--- What you are asked to do ---
The listing below must be repeated word for word, with its images excluded.

--- Exercise inputs ---

--- Start ---

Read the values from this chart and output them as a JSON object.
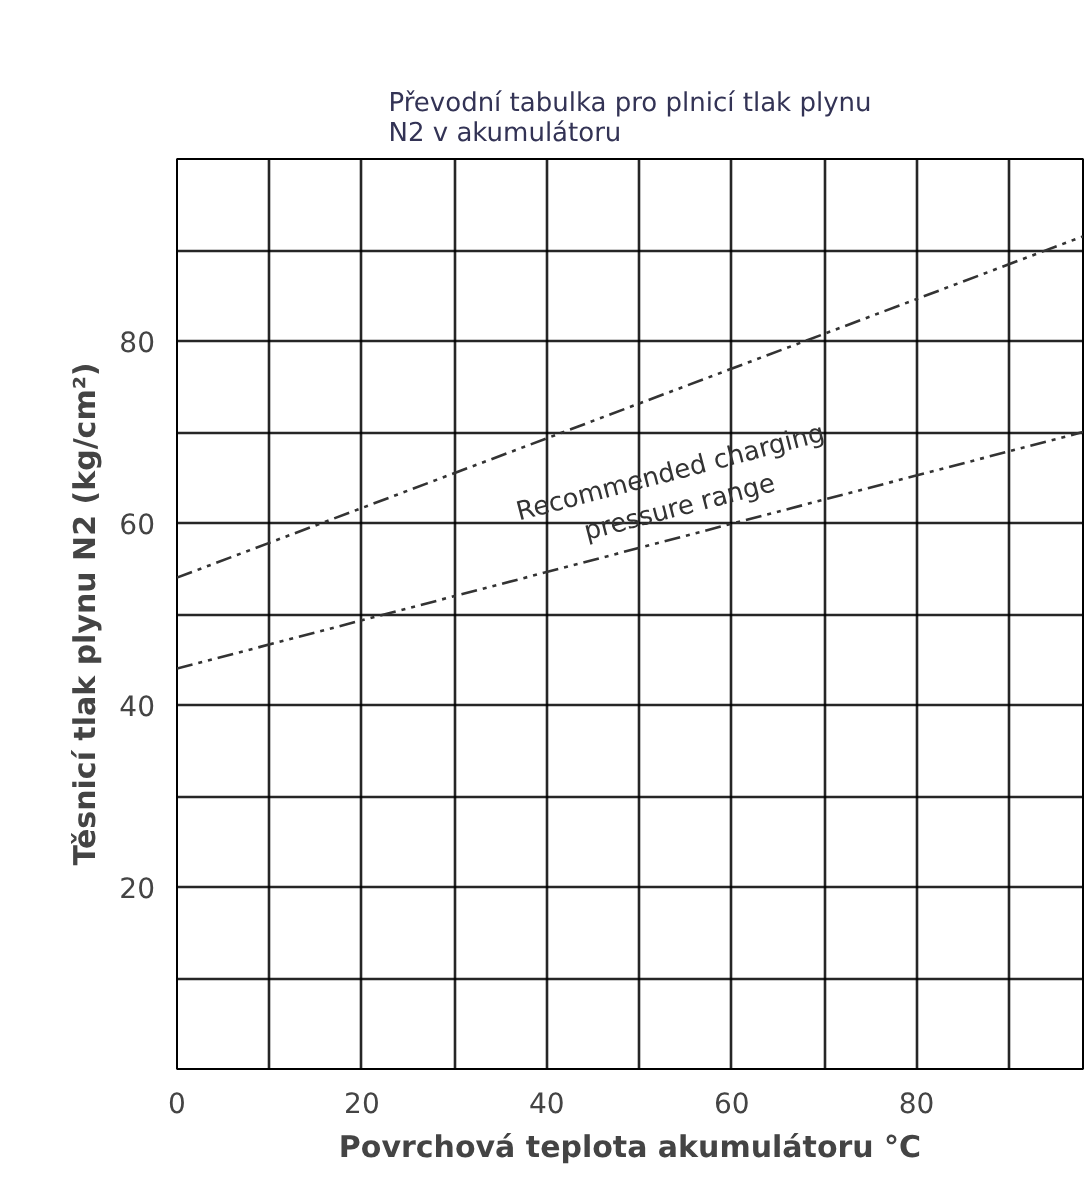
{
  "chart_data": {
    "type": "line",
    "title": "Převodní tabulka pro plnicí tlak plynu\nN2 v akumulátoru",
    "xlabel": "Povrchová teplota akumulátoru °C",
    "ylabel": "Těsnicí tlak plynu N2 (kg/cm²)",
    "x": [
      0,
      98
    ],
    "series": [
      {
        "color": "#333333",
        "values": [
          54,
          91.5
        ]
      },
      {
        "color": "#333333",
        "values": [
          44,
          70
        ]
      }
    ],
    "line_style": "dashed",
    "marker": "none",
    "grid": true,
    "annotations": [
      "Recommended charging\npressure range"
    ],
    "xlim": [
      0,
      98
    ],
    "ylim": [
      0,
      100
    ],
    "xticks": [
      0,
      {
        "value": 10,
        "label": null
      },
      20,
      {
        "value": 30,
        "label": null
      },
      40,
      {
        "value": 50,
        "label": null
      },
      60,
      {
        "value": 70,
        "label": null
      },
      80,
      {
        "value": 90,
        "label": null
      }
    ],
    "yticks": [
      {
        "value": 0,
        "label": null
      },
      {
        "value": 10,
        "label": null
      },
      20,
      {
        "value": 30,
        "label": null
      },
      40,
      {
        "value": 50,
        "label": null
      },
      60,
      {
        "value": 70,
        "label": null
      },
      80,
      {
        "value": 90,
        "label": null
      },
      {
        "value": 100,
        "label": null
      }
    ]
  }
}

--- End ---

--- The response ---
Read the values from this chart and output them as a JSON object.
{
  "chart_data": {
    "type": "line",
    "title": "Převodní tabulka pro plnicí tlak plynu\nN2 v akumulátoru",
    "xlabel": "Povrchová teplota akumulátoru °C",
    "ylabel": "Těsnicí tlak plynu N2 (kg/cm²)",
    "x": [
      0,
      98
    ],
    "series": [
      {
        "color": "#333333",
        "values": [
          54,
          91.5
        ]
      },
      {
        "color": "#333333",
        "values": [
          44,
          70
        ]
      }
    ],
    "line_style": "dashed",
    "marker": "none",
    "grid": true,
    "annotations": [
      "Recommended charging\npressure range"
    ],
    "xlim": [
      0,
      98
    ],
    "ylim": [
      0,
      100
    ],
    "xticks": [
      0,
      {
        "value": 10,
        "label": null
      },
      20,
      {
        "value": 30,
        "label": null
      },
      40,
      {
        "value": 50,
        "label": null
      },
      60,
      {
        "value": 70,
        "label": null
      },
      80,
      {
        "value": 90,
        "label": null
      }
    ],
    "yticks": [
      {
        "value": 0,
        "label": null
      },
      {
        "value": 10,
        "label": null
      },
      20,
      {
        "value": 30,
        "label": null
      },
      40,
      {
        "value": 50,
        "label": null
      },
      60,
      {
        "value": 70,
        "label": null
      },
      80,
      {
        "value": 90,
        "label": null
      },
      {
        "value": 100,
        "label": null
      }
    ]
  }
}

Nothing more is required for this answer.